BEGIN Supplied entries

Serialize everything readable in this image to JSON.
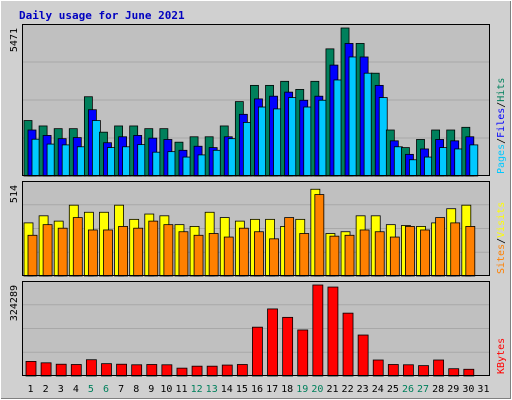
{
  "chart_data": [
    {
      "type": "bar",
      "title": "Daily usage for June 2021",
      "ymax_label": "5471",
      "ylim": [
        0,
        5471
      ],
      "categories": [
        "1",
        "2",
        "3",
        "4",
        "5",
        "6",
        "7",
        "8",
        "9",
        "10",
        "11",
        "12",
        "13",
        "14",
        "15",
        "16",
        "17",
        "18",
        "19",
        "20",
        "21",
        "22",
        "23",
        "24",
        "25",
        "26",
        "27",
        "28",
        "29",
        "30",
        "31"
      ],
      "weekend_days": [
        "5",
        "6",
        "12",
        "13",
        "19",
        "20",
        "26",
        "27"
      ],
      "side_labels": [
        "Pages",
        "/",
        "Files",
        "/",
        "Hits"
      ],
      "series": [
        {
          "name": "Hits",
          "color": "#00805c",
          "values": [
            2050,
            1850,
            1750,
            1750,
            2930,
            1620,
            1850,
            1850,
            1750,
            1750,
            1250,
            1450,
            1450,
            1850,
            2750,
            3350,
            3350,
            3500,
            3200,
            3500,
            4700,
            5471,
            4900,
            3800,
            1700,
            1050,
            1350,
            1700,
            1700,
            1800,
            0
          ]
        },
        {
          "name": "Files",
          "color": "#0000ff",
          "values": [
            1700,
            1500,
            1380,
            1420,
            2450,
            1230,
            1450,
            1500,
            1400,
            1350,
            950,
            1100,
            1050,
            1450,
            2280,
            2850,
            2950,
            3100,
            2800,
            2950,
            4100,
            4900,
            4400,
            3350,
            1300,
            800,
            1000,
            1350,
            1300,
            1450,
            0
          ]
        },
        {
          "name": "Pages",
          "color": "#00c8ff",
          "values": [
            1360,
            1180,
            1150,
            1080,
            2050,
            1050,
            1080,
            1160,
            880,
            900,
            700,
            780,
            950,
            1380,
            1980,
            2550,
            2480,
            2900,
            2550,
            2800,
            3550,
            4400,
            3800,
            2900,
            1080,
            600,
            700,
            1050,
            1000,
            1150,
            0
          ]
        }
      ]
    },
    {
      "type": "bar",
      "ymax_label": "514",
      "ylim": [
        0,
        514
      ],
      "categories": [
        "1",
        "2",
        "3",
        "4",
        "5",
        "6",
        "7",
        "8",
        "9",
        "10",
        "11",
        "12",
        "13",
        "14",
        "15",
        "16",
        "17",
        "18",
        "19",
        "20",
        "21",
        "22",
        "23",
        "24",
        "25",
        "26",
        "27",
        "28",
        "29",
        "30",
        "31"
      ],
      "side_labels": [
        "Sites",
        "/",
        "Visits"
      ],
      "series": [
        {
          "name": "Visits",
          "color": "#ffff00",
          "values": [
            300,
            340,
            310,
            400,
            360,
            360,
            400,
            320,
            350,
            340,
            290,
            280,
            360,
            330,
            310,
            320,
            320,
            280,
            320,
            490,
            240,
            250,
            340,
            340,
            290,
            285,
            280,
            300,
            380,
            400,
            0
          ]
        },
        {
          "name": "Sites",
          "color": "#ff8000",
          "values": [
            230,
            290,
            270,
            330,
            260,
            260,
            280,
            270,
            310,
            290,
            250,
            230,
            240,
            220,
            270,
            250,
            210,
            330,
            240,
            460,
            225,
            230,
            260,
            250,
            220,
            280,
            260,
            330,
            300,
            280,
            0
          ]
        }
      ]
    },
    {
      "type": "bar",
      "ymax_label": "324289",
      "ylim": [
        0,
        324289
      ],
      "categories": [
        "1",
        "2",
        "3",
        "4",
        "5",
        "6",
        "7",
        "8",
        "9",
        "10",
        "11",
        "12",
        "13",
        "14",
        "15",
        "16",
        "17",
        "18",
        "19",
        "20",
        "21",
        "22",
        "23",
        "24",
        "25",
        "26",
        "27",
        "28",
        "29",
        "30",
        "31"
      ],
      "side_labels": [
        "KBytes"
      ],
      "series": [
        {
          "name": "KBytes",
          "color": "#ff0000",
          "values": [
            52000,
            47000,
            42000,
            41000,
            58000,
            44000,
            42000,
            40000,
            41000,
            40000,
            28000,
            35000,
            35000,
            39000,
            41000,
            174000,
            239000,
            209000,
            164000,
            324289,
            317000,
            224000,
            146000,
            57000,
            41000,
            40000,
            37000,
            57000,
            26000,
            24000,
            0
          ]
        }
      ]
    }
  ]
}
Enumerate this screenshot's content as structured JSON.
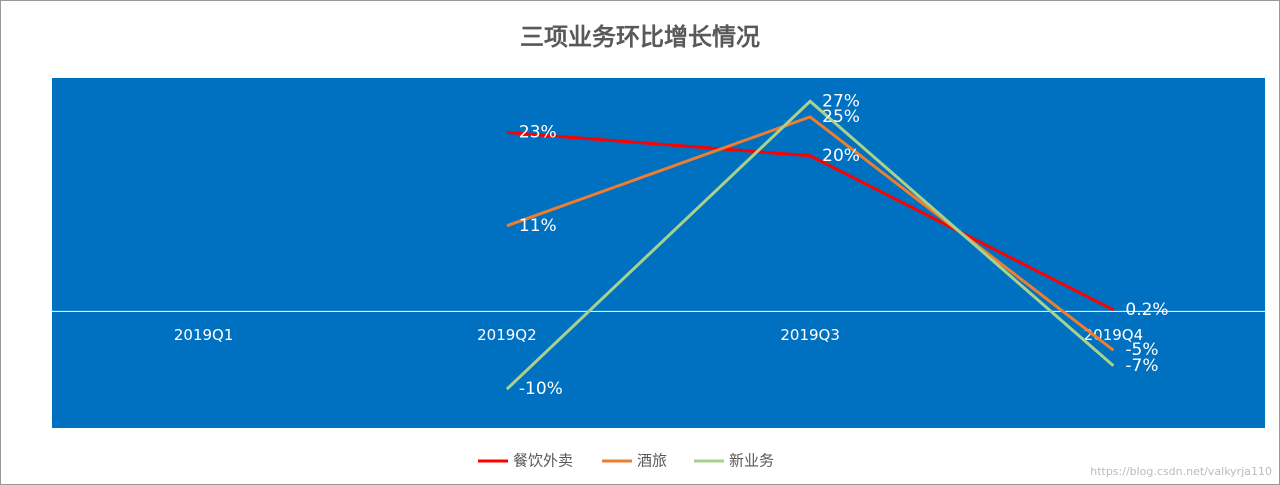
{
  "chart_data": {
    "type": "line",
    "title": "三项业务环比增长情况",
    "categories": [
      "2019Q1",
      "2019Q2",
      "2019Q3",
      "2019Q4"
    ],
    "series": [
      {
        "name": "餐饮外卖",
        "color": "#ff0000",
        "values": [
          null,
          23,
          20,
          0.2
        ],
        "value_labels": [
          null,
          "23%",
          "20%",
          "0.2%"
        ]
      },
      {
        "name": "酒旅",
        "color": "#ed7d31",
        "values": [
          null,
          11,
          25,
          -5
        ],
        "value_labels": [
          null,
          "11%",
          "25%",
          "-5%"
        ]
      },
      {
        "name": "新业务",
        "color": "#a9d18e",
        "values": [
          null,
          -10,
          27,
          -7
        ],
        "value_labels": [
          null,
          "-10%",
          "27%",
          "-7%"
        ]
      }
    ],
    "ylim": [
      -15,
      30
    ],
    "plot_background": "#0070c0",
    "legend": "bottom",
    "watermark": "https://blog.csdn.net/valkyrja110"
  }
}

END Supplied entries

- [Exercise] Quote the records in their entirety, keeping the wording exact and excluding pictures.

- [Answer]
Serialize everything readable in this image to JSON.
{
  "chart_data": [
    {
      "type": "bar",
      "title": "Daily usage for June 2021",
      "ymax_label": "5471",
      "ylim": [
        0,
        5471
      ],
      "categories": [
        "1",
        "2",
        "3",
        "4",
        "5",
        "6",
        "7",
        "8",
        "9",
        "10",
        "11",
        "12",
        "13",
        "14",
        "15",
        "16",
        "17",
        "18",
        "19",
        "20",
        "21",
        "22",
        "23",
        "24",
        "25",
        "26",
        "27",
        "28",
        "29",
        "30",
        "31"
      ],
      "weekend_days": [
        "5",
        "6",
        "12",
        "13",
        "19",
        "20",
        "26",
        "27"
      ],
      "side_labels": [
        "Pages",
        "/",
        "Files",
        "/",
        "Hits"
      ],
      "series": [
        {
          "name": "Hits",
          "color": "#00805c",
          "values": [
            2050,
            1850,
            1750,
            1750,
            2930,
            1620,
            1850,
            1850,
            1750,
            1750,
            1250,
            1450,
            1450,
            1850,
            2750,
            3350,
            3350,
            3500,
            3200,
            3500,
            4700,
            5471,
            4900,
            3800,
            1700,
            1050,
            1350,
            1700,
            1700,
            1800,
            0
          ]
        },
        {
          "name": "Files",
          "color": "#0000ff",
          "values": [
            1700,
            1500,
            1380,
            1420,
            2450,
            1230,
            1450,
            1500,
            1400,
            1350,
            950,
            1100,
            1050,
            1450,
            2280,
            2850,
            2950,
            3100,
            2800,
            2950,
            4100,
            4900,
            4400,
            3350,
            1300,
            800,
            1000,
            1350,
            1300,
            1450,
            0
          ]
        },
        {
          "name": "Pages",
          "color": "#00c8ff",
          "values": [
            1360,
            1180,
            1150,
            1080,
            2050,
            1050,
            1080,
            1160,
            880,
            900,
            700,
            780,
            950,
            1380,
            1980,
            2550,
            2480,
            2900,
            2550,
            2800,
            3550,
            4400,
            3800,
            2900,
            1080,
            600,
            700,
            1050,
            1000,
            1150,
            0
          ]
        }
      ]
    },
    {
      "type": "bar",
      "ymax_label": "514",
      "ylim": [
        0,
        514
      ],
      "categories": [
        "1",
        "2",
        "3",
        "4",
        "5",
        "6",
        "7",
        "8",
        "9",
        "10",
        "11",
        "12",
        "13",
        "14",
        "15",
        "16",
        "17",
        "18",
        "19",
        "20",
        "21",
        "22",
        "23",
        "24",
        "25",
        "26",
        "27",
        "28",
        "29",
        "30",
        "31"
      ],
      "side_labels": [
        "Sites",
        "/",
        "Visits"
      ],
      "series": [
        {
          "name": "Visits",
          "color": "#ffff00",
          "values": [
            300,
            340,
            310,
            400,
            360,
            360,
            400,
            320,
            350,
            340,
            290,
            280,
            360,
            330,
            310,
            320,
            320,
            280,
            320,
            490,
            240,
            250,
            340,
            340,
            290,
            285,
            280,
            300,
            380,
            400,
            0
          ]
        },
        {
          "name": "Sites",
          "color": "#ff8000",
          "values": [
            230,
            290,
            270,
            330,
            260,
            260,
            280,
            270,
            310,
            290,
            250,
            230,
            240,
            220,
            270,
            250,
            210,
            330,
            240,
            460,
            225,
            230,
            260,
            250,
            220,
            280,
            260,
            330,
            300,
            280,
            0
          ]
        }
      ]
    },
    {
      "type": "bar",
      "ymax_label": "324289",
      "ylim": [
        0,
        324289
      ],
      "categories": [
        "1",
        "2",
        "3",
        "4",
        "5",
        "6",
        "7",
        "8",
        "9",
        "10",
        "11",
        "12",
        "13",
        "14",
        "15",
        "16",
        "17",
        "18",
        "19",
        "20",
        "21",
        "22",
        "23",
        "24",
        "25",
        "26",
        "27",
        "28",
        "29",
        "30",
        "31"
      ],
      "side_labels": [
        "KBytes"
      ],
      "series": [
        {
          "name": "KBytes",
          "color": "#ff0000",
          "values": [
            52000,
            47000,
            42000,
            41000,
            58000,
            44000,
            42000,
            40000,
            41000,
            40000,
            28000,
            35000,
            35000,
            39000,
            41000,
            174000,
            239000,
            209000,
            164000,
            324289,
            317000,
            224000,
            146000,
            57000,
            41000,
            40000,
            37000,
            57000,
            26000,
            24000,
            0
          ]
        }
      ]
    }
  ]
}
Enumerate this screenshot's content as structured JSON.
{
  "chart_data": {
    "type": "line",
    "title": "三项业务环比增长情况",
    "categories": [
      "2019Q1",
      "2019Q2",
      "2019Q3",
      "2019Q4"
    ],
    "series": [
      {
        "name": "餐饮外卖",
        "color": "#ff0000",
        "values": [
          null,
          23,
          20,
          0.2
        ],
        "value_labels": [
          null,
          "23%",
          "20%",
          "0.2%"
        ]
      },
      {
        "name": "酒旅",
        "color": "#ed7d31",
        "values": [
          null,
          11,
          25,
          -5
        ],
        "value_labels": [
          null,
          "11%",
          "25%",
          "-5%"
        ]
      },
      {
        "name": "新业务",
        "color": "#a9d18e",
        "values": [
          null,
          -10,
          27,
          -7
        ],
        "value_labels": [
          null,
          "-10%",
          "27%",
          "-7%"
        ]
      }
    ],
    "ylim": [
      -15,
      30
    ],
    "plot_background": "#0070c0",
    "legend": "bottom",
    "watermark": "https://blog.csdn.net/valkyrja110"
  }
}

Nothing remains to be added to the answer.